▶ **MATERIAL SHOWN**:

-------------------------

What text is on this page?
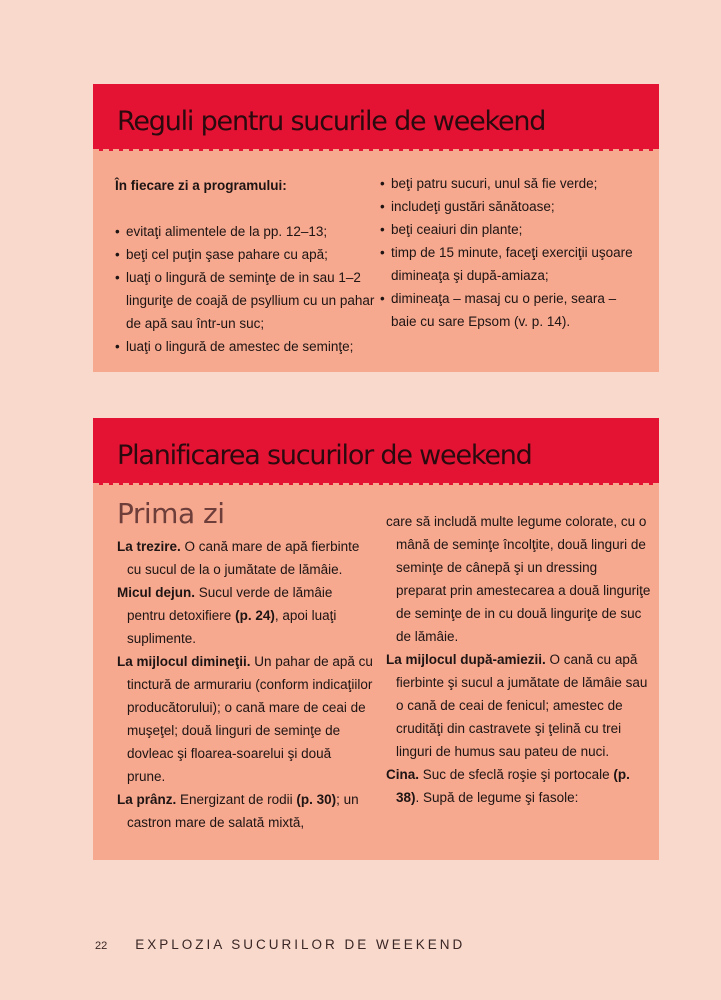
Reguli pentru sucurile de weekend

În fiecare zi a programului:

• evitaţi alimentele de la pp. 12–13;
• beţi cel puţin şase pahare cu apă;
• luaţi o lingură de seminţe de in sau 1–2 linguriţe de coajă de psyllium cu un pahar de apă sau într-un suc;
• luaţi o lingură de amestec de seminţe;
• beţi patru sucuri, unul să fie verde;
• includeţi gustări sănătoase;
• beţi ceaiuri din plante;
• timp de 15 minute, faceţi exerciţii uşoare dimineaţa şi după-amiaza;
• dimineaţa – masaj cu o perie, seara – baie cu sare Epsom (v. p. 14).
Planificarea sucurilor de weekend
Prima zi

La trezire. O cană mare de apă fierbinte cu sucul de la o jumătate de lămâie.

Micul dejun. Sucul verde de lămâie pentru detoxifiere (p. 24), apoi luaţi suplimente.

La mijlocul dimineţii. Un pahar de apă cu tinctură de armurariu (conform indicaţiilor producătorului); o cană mare de ceai de muşeţel; două linguri de seminţe de dovleac şi floarea-soarelui şi două prune.

La prânz. Energizant de rodii (p. 30); un castron mare de salată mixtă,

care să includă multe legume colorate, cu o mână de seminţe încolţite, două linguri de seminţe de cânepă şi un dressing preparat prin amestecarea a două linguriţe de seminţe de in cu două linguriţe de suc de lămâie.

La mijlocul după-amiezii. O cană cu apă fierbinte şi sucul a jumătate de lămâie sau o cană de ceai de fenicul; amestec de crudităţi din castravete şi ţelină cu trei linguri de humus sau pateu de nuci.

Cina. Suc de sfeclă roşie şi portocale (p. 38). Supă de legume şi fasole:

22 EXPLOZIA SUCURILOR DE WEEKEND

-------------------------

▶ **TASK INSTRUCTIONS**: Nothing in the entries should change as you copy them, except that the pictures are left out.

▶ **EXERCISE OUTPUT**:
What text is on this page?
Reguli pentru sucurile de weekend

În fiecare zi a programului:

• evitaţi alimentele de la pp. 12–13;
• beţi cel puţin şase pahare cu apă;
• luaţi o lingură de seminţe de in sau 1–2 linguriţe de coajă de psyllium cu un pahar de apă sau într-un suc;
• luaţi o lingură de amestec de seminţe;
• beţi patru sucuri, unul să fie verde;
• includeţi gustări sănătoase;
• beţi ceaiuri din plante;
• timp de 15 minute, faceţi exerciţii uşoare dimineaţa şi după-amiaza;
• dimineaţa – masaj cu o perie, seara – baie cu sare Epsom (v. p. 14).
Planificarea sucurilor de weekend
Prima zi

La trezire. O cană mare de apă fierbinte cu sucul de la o jumătate de lămâie.

Micul dejun. Sucul verde de lămâie pentru detoxifiere (p. 24), apoi luaţi suplimente.

La mijlocul dimineţii. Un pahar de apă cu tinctură de armurariu (conform indicaţiilor producătorului); o cană mare de ceai de muşeţel; două linguri de seminţe de dovleac şi floarea-soarelui şi două prune.

La prânz. Energizant de rodii (p. 30); un castron mare de salată mixtă,

care să includă multe legume colorate, cu o mână de seminţe încolţite, două linguri de seminţe de cânepă şi un dressing preparat prin amestecarea a două linguriţe de seminţe de in cu două linguriţe de suc de lămâie.

La mijlocul după-amiezii. O cană cu apă fierbinte şi sucul a jumătate de lămâie sau o cană de ceai de fenicul; amestec de crudităţi din castravete şi ţelină cu trei linguri de humus sau pateu de nuci.

Cina. Suc de sfeclă roşie şi portocale (p. 38). Supă de legume şi fasole:

22 EXPLOZIA SUCURILOR DE WEEKEND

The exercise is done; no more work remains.